■ STATED PROBLEM
Using the material that follows, identify and copy each line with the string "Responsabile".

-- Start of DATA PROVIDED --

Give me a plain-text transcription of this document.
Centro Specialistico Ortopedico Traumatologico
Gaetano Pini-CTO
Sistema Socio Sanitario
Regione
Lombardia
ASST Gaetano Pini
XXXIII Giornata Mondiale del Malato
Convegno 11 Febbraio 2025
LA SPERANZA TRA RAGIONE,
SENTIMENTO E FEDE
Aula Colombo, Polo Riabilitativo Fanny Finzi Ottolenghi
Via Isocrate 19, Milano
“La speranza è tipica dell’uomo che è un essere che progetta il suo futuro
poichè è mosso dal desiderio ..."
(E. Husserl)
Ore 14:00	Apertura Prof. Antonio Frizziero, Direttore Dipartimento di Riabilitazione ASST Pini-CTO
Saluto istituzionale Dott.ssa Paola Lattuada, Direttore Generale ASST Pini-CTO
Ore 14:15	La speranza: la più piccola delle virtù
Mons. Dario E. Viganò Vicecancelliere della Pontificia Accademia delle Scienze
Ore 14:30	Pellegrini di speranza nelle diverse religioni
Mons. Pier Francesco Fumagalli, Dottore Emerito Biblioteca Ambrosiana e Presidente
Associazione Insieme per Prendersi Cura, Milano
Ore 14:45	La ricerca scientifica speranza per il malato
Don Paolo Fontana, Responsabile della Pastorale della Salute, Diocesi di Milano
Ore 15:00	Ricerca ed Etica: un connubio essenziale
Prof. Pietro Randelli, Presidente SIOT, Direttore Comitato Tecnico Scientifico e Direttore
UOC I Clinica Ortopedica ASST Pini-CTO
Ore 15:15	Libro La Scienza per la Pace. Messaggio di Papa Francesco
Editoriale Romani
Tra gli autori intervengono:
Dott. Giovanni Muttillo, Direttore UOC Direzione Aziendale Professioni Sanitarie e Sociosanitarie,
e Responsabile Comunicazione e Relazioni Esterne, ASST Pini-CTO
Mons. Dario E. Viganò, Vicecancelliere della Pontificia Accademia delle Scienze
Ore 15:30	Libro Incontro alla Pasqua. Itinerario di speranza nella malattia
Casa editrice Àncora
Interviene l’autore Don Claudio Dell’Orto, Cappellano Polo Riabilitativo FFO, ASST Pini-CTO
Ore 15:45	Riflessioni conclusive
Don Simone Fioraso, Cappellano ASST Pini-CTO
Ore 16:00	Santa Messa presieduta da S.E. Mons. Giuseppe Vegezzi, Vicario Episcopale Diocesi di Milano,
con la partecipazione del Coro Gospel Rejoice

-- End of DATA PROVIDED --

■ COMPLETED EXERCISE
Don Paolo Fontana, Responsabile della Pastorale della Salute, Diocesi di Milano
e Responsabile Comunicazione e Relazioni Esterne, ASST Pini-CTO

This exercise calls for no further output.